─── INPUT ───
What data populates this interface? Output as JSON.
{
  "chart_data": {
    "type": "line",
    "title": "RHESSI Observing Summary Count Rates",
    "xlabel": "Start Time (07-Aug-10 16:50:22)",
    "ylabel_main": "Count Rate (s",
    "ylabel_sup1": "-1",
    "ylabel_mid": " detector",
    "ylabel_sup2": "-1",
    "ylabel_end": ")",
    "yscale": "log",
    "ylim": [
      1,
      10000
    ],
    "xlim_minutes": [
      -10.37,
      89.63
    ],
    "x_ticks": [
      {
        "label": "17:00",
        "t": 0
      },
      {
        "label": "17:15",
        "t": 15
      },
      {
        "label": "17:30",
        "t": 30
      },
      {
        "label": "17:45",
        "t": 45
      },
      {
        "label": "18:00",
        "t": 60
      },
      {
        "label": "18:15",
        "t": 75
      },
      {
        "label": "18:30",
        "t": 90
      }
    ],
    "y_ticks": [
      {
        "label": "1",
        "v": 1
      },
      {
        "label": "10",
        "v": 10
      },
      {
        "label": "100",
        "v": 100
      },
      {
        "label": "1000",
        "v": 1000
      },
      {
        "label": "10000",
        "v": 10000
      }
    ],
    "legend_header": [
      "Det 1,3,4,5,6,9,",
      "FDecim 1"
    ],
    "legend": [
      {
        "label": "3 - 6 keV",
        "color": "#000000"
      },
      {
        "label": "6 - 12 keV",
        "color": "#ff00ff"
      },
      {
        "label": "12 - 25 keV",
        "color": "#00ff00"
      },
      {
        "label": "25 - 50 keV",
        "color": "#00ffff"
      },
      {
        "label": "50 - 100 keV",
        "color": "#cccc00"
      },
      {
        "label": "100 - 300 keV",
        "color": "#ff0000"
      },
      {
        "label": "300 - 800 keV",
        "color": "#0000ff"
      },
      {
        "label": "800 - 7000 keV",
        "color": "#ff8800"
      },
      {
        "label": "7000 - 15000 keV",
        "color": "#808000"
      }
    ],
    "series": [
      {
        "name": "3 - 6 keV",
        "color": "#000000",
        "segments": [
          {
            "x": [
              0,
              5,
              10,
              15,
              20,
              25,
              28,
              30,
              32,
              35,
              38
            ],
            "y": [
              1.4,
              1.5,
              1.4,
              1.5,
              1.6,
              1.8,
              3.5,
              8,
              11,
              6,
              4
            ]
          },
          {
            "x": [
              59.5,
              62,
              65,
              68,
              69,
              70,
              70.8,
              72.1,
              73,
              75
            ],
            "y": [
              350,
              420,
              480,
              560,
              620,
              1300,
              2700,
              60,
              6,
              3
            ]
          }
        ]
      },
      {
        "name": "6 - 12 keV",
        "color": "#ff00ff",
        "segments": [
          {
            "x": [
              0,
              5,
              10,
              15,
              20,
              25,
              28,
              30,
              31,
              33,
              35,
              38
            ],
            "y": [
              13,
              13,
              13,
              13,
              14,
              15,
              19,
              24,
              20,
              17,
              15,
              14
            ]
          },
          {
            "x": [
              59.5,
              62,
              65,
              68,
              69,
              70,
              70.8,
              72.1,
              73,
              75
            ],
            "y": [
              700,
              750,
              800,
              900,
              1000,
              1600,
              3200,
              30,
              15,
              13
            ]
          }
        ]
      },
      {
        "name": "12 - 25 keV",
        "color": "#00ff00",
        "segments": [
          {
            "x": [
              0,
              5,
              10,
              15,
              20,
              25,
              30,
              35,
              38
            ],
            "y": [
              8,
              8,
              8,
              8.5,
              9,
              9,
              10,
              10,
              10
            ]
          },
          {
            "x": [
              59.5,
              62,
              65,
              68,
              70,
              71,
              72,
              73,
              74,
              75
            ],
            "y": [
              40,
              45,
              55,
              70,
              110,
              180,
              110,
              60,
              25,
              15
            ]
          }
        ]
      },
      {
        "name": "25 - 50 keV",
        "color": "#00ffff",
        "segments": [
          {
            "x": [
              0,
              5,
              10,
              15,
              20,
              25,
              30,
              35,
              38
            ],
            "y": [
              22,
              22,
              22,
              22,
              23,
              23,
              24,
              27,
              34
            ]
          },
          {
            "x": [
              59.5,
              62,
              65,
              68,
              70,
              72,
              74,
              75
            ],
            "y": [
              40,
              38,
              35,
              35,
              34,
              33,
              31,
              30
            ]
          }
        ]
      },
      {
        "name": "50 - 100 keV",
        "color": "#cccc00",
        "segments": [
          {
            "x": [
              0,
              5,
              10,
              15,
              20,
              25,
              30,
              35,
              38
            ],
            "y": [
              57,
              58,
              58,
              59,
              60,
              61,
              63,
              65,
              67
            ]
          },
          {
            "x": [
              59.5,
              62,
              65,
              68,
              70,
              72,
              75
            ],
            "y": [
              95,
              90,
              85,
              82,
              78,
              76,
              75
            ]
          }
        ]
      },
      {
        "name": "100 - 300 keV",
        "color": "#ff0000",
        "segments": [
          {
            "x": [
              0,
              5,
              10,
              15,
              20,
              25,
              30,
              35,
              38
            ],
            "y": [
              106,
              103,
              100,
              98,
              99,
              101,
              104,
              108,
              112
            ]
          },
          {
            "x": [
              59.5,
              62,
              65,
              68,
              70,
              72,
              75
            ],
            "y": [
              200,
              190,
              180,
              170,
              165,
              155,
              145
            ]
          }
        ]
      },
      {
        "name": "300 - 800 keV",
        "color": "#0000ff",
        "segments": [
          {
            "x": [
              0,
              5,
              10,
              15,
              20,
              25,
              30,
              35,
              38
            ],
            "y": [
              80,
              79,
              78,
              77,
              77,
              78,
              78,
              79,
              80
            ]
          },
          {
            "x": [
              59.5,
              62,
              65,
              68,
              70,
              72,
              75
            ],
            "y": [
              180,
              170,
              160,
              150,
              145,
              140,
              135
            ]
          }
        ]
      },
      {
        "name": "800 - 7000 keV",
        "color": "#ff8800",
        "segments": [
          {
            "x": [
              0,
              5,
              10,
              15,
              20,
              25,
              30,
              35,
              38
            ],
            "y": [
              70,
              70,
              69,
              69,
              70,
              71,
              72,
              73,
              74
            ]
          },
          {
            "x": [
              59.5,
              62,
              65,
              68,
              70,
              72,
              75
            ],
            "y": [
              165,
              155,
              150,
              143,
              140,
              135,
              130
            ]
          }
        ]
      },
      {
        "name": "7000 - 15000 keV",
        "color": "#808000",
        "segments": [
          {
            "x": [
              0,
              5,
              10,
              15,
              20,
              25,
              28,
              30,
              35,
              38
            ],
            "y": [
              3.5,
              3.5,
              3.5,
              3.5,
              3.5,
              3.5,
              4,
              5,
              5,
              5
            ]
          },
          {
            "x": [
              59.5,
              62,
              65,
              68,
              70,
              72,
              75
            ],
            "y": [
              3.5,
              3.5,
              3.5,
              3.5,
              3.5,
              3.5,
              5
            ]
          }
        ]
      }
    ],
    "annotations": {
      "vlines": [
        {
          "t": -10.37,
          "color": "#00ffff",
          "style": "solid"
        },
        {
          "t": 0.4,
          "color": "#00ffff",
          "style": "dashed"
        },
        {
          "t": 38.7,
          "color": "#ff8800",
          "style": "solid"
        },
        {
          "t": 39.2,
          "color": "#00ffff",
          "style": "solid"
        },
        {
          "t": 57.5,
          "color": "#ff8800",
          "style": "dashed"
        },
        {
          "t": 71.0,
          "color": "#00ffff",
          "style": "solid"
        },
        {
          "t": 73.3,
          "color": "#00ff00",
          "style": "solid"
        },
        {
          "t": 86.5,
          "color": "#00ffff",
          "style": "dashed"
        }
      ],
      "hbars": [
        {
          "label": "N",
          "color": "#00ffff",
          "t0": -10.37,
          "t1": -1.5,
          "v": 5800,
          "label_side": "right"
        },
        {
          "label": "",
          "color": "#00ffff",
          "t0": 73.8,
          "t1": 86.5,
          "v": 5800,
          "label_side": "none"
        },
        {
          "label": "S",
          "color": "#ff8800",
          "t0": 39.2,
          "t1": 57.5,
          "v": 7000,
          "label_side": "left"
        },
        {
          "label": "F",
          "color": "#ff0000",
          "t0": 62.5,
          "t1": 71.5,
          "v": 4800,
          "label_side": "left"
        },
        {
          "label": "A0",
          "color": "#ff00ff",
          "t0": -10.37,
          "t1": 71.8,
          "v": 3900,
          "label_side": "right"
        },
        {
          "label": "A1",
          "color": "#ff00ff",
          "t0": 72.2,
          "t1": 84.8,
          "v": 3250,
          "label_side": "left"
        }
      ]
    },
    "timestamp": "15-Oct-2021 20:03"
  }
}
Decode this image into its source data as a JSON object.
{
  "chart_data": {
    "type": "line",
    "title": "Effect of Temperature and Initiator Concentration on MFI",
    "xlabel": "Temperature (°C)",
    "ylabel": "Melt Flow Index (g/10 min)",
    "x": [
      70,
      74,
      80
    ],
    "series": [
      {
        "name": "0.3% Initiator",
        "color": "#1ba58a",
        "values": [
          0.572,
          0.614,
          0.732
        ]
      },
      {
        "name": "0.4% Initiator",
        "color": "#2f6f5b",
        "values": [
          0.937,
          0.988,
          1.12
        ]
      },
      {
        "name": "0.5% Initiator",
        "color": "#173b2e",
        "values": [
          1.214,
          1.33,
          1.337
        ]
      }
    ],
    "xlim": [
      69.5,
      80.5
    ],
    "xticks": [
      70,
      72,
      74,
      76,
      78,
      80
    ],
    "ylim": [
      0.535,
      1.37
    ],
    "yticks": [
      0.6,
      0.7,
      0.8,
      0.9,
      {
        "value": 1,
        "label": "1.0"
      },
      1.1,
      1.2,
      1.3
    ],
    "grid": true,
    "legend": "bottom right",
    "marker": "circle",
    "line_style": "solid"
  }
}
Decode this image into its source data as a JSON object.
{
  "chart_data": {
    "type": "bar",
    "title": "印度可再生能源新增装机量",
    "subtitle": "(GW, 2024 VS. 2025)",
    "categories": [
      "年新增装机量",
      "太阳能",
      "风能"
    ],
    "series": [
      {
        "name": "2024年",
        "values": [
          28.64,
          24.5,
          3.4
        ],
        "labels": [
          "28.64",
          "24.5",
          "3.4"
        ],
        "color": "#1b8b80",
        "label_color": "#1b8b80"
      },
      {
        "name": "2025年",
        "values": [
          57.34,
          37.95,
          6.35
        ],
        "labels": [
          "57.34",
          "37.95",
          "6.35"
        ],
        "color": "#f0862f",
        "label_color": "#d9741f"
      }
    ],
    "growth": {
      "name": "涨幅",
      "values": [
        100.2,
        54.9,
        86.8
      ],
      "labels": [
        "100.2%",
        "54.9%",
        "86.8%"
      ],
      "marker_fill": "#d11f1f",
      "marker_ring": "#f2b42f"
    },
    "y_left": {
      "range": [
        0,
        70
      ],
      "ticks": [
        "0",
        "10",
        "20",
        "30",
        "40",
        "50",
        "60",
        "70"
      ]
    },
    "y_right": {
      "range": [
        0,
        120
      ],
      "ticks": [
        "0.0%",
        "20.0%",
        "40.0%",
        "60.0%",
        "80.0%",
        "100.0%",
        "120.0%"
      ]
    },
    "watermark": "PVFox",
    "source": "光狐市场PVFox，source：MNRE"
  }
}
───
YOUR OBJECTIVE: Every line of the listing that holds "Temperature" should be found and copied.

ANSWER TO THE PROBLEM:
    "title": "Effect of Temperature and Initiator Concentration on MFI",
    "xlabel": "Temperature (°C)",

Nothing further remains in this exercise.